[Items from a figure collection]
☆ ☆ ☆ ☆

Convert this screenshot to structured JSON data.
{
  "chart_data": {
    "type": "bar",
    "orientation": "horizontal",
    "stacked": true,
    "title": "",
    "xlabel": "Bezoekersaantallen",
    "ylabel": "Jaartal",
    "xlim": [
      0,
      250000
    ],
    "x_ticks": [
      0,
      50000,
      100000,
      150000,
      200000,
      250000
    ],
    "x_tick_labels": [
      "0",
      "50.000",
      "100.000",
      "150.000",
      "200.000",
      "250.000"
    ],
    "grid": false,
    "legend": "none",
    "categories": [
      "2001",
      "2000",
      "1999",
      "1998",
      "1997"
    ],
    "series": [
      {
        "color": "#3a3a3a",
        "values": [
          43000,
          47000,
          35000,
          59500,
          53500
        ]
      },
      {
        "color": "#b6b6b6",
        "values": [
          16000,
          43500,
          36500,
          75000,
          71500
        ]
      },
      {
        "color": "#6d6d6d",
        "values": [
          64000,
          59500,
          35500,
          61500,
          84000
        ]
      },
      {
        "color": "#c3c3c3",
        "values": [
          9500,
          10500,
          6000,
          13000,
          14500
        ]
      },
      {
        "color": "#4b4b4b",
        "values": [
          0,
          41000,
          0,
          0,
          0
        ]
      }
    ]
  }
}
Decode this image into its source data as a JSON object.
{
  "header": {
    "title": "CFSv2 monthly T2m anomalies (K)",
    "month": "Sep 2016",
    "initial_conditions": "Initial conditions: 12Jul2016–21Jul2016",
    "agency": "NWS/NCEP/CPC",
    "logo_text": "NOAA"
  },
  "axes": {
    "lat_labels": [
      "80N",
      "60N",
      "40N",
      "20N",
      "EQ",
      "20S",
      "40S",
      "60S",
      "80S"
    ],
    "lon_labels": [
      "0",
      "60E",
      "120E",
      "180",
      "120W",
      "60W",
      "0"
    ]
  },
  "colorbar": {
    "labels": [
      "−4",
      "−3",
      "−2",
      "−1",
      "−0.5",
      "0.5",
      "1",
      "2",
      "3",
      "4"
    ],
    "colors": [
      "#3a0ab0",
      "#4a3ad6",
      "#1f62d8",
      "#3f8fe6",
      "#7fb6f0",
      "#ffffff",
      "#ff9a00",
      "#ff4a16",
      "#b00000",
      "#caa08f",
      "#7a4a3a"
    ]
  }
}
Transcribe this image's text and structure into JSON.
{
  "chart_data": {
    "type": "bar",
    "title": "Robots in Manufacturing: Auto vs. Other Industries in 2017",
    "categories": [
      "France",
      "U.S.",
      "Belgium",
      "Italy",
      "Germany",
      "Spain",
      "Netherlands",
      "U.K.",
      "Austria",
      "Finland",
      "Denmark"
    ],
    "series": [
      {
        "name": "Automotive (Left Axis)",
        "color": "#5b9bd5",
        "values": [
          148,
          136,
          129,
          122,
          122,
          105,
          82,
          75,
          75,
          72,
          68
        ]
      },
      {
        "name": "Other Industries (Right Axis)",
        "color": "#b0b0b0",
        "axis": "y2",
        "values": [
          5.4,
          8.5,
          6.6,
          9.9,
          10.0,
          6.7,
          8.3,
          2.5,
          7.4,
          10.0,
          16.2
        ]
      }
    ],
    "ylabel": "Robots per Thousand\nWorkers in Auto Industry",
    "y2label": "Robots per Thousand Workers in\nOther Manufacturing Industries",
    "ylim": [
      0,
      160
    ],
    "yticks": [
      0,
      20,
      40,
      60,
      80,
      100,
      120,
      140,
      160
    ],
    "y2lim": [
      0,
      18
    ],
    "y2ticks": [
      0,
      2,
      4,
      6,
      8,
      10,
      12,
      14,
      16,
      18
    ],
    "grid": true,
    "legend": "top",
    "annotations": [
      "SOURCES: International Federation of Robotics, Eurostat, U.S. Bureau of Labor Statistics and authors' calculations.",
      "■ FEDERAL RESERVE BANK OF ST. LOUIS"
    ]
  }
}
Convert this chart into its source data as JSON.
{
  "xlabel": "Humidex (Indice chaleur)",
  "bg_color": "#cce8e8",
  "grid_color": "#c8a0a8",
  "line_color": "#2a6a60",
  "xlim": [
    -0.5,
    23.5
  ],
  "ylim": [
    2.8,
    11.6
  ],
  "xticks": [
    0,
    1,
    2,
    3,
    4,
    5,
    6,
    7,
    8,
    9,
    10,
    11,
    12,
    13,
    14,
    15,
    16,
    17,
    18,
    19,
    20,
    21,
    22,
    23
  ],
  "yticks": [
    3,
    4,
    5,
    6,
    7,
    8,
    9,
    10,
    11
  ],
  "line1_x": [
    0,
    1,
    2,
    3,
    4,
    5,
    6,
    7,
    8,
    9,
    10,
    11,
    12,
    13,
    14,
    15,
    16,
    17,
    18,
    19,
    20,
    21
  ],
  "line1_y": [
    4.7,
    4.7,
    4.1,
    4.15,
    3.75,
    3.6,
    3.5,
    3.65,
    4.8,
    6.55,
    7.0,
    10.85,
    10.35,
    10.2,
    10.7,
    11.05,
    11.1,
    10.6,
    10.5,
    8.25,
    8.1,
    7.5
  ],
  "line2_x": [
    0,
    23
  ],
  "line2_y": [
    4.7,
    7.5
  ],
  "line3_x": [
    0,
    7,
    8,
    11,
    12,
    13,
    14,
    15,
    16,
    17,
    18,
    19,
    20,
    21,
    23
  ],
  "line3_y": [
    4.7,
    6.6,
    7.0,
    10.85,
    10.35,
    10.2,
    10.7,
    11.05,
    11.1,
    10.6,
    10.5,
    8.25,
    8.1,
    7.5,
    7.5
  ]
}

☆ ☆ ☆ ☆

## Given task
Type out the material again exactly as presented.

## Task result
Convert this screenshot to structured JSON data.
{
  "chart_data": {
    "type": "bar",
    "orientation": "horizontal",
    "stacked": true,
    "title": "",
    "xlabel": "Bezoekersaantallen",
    "ylabel": "Jaartal",
    "xlim": [
      0,
      250000
    ],
    "x_ticks": [
      0,
      50000,
      100000,
      150000,
      200000,
      250000
    ],
    "x_tick_labels": [
      "0",
      "50.000",
      "100.000",
      "150.000",
      "200.000",
      "250.000"
    ],
    "grid": false,
    "legend": "none",
    "categories": [
      "2001",
      "2000",
      "1999",
      "1998",
      "1997"
    ],
    "series": [
      {
        "color": "#3a3a3a",
        "values": [
          43000,
          47000,
          35000,
          59500,
          53500
        ]
      },
      {
        "color": "#b6b6b6",
        "values": [
          16000,
          43500,
          36500,
          75000,
          71500
        ]
      },
      {
        "color": "#6d6d6d",
        "values": [
          64000,
          59500,
          35500,
          61500,
          84000
        ]
      },
      {
        "color": "#c3c3c3",
        "values": [
          9500,
          10500,
          6000,
          13000,
          14500
        ]
      },
      {
        "color": "#4b4b4b",
        "values": [
          0,
          41000,
          0,
          0,
          0
        ]
      }
    ]
  }
}
Decode this image into its source data as a JSON object.
{
  "header": {
    "title": "CFSv2 monthly T2m anomalies (K)",
    "month": "Sep 2016",
    "initial_conditions": "Initial conditions: 12Jul2016–21Jul2016",
    "agency": "NWS/NCEP/CPC",
    "logo_text": "NOAA"
  },
  "axes": {
    "lat_labels": [
      "80N",
      "60N",
      "40N",
      "20N",
      "EQ",
      "20S",
      "40S",
      "60S",
      "80S"
    ],
    "lon_labels": [
      "0",
      "60E",
      "120E",
      "180",
      "120W",
      "60W",
      "0"
    ]
  },
  "colorbar": {
    "labels": [
      "−4",
      "−3",
      "−2",
      "−1",
      "−0.5",
      "0.5",
      "1",
      "2",
      "3",
      "4"
    ],
    "colors": [
      "#3a0ab0",
      "#4a3ad6",
      "#1f62d8",
      "#3f8fe6",
      "#7fb6f0",
      "#ffffff",
      "#ff9a00",
      "#ff4a16",
      "#b00000",
      "#caa08f",
      "#7a4a3a"
    ]
  }
}
Transcribe this image's text and structure into JSON.
{
  "chart_data": {
    "type": "bar",
    "title": "Robots in Manufacturing: Auto vs. Other Industries in 2017",
    "categories": [
      "France",
      "U.S.",
      "Belgium",
      "Italy",
      "Germany",
      "Spain",
      "Netherlands",
      "U.K.",
      "Austria",
      "Finland",
      "Denmark"
    ],
    "series": [
      {
        "name": "Automotive (Left Axis)",
        "color": "#5b9bd5",
        "values": [
          148,
          136,
          129,
          122,
          122,
          105,
          82,
          75,
          75,
          72,
          68
        ]
      },
      {
        "name": "Other Industries (Right Axis)",
        "color": "#b0b0b0",
        "axis": "y2",
        "values": [
          5.4,
          8.5,
          6.6,
          9.9,
          10.0,
          6.7,
          8.3,
          2.5,
          7.4,
          10.0,
          16.2
        ]
      }
    ],
    "ylabel": "Robots per Thousand\nWorkers in Auto Industry",
    "y2label": "Robots per Thousand Workers in\nOther Manufacturing Industries",
    "ylim": [
      0,
      160
    ],
    "yticks": [
      0,
      20,
      40,
      60,
      80,
      100,
      120,
      140,
      160
    ],
    "y2lim": [
      0,
      18
    ],
    "y2ticks": [
      0,
      2,
      4,
      6,
      8,
      10,
      12,
      14,
      16,
      18
    ],
    "grid": true,
    "legend": "top",
    "annotations": [
      "SOURCES: International Federation of Robotics, Eurostat, U.S. Bureau of Labor Statistics and authors' calculations.",
      "■ FEDERAL RESERVE BANK OF ST. LOUIS"
    ]
  }
}
Convert this chart into its source data as JSON.
{
  "xlabel": "Humidex (Indice chaleur)",
  "bg_color": "#cce8e8",
  "grid_color": "#c8a0a8",
  "line_color": "#2a6a60",
  "xlim": [
    -0.5,
    23.5
  ],
  "ylim": [
    2.8,
    11.6
  ],
  "xticks": [
    0,
    1,
    2,
    3,
    4,
    5,
    6,
    7,
    8,
    9,
    10,
    11,
    12,
    13,
    14,
    15,
    16,
    17,
    18,
    19,
    20,
    21,
    22,
    23
  ],
  "yticks": [
    3,
    4,
    5,
    6,
    7,
    8,
    9,
    10,
    11
  ],
  "line1_x": [
    0,
    1,
    2,
    3,
    4,
    5,
    6,
    7,
    8,
    9,
    10,
    11,
    12,
    13,
    14,
    15,
    16,
    17,
    18,
    19,
    20,
    21
  ],
  "line1_y": [
    4.7,
    4.7,
    4.1,
    4.15,
    3.75,
    3.6,
    3.5,
    3.65,
    4.8,
    6.55,
    7.0,
    10.85,
    10.35,
    10.2,
    10.7,
    11.05,
    11.1,
    10.6,
    10.5,
    8.25,
    8.1,
    7.5
  ],
  "line2_x": [
    0,
    23
  ],
  "line2_y": [
    4.7,
    7.5
  ],
  "line3_x": [
    0,
    7,
    8,
    11,
    12,
    13,
    14,
    15,
    16,
    17,
    18,
    19,
    20,
    21,
    23
  ],
  "line3_y": [
    4.7,
    6.6,
    7.0,
    10.85,
    10.35,
    10.2,
    10.7,
    11.05,
    11.1,
    10.6,
    10.5,
    8.25,
    8.1,
    7.5,
    7.5
  ]
}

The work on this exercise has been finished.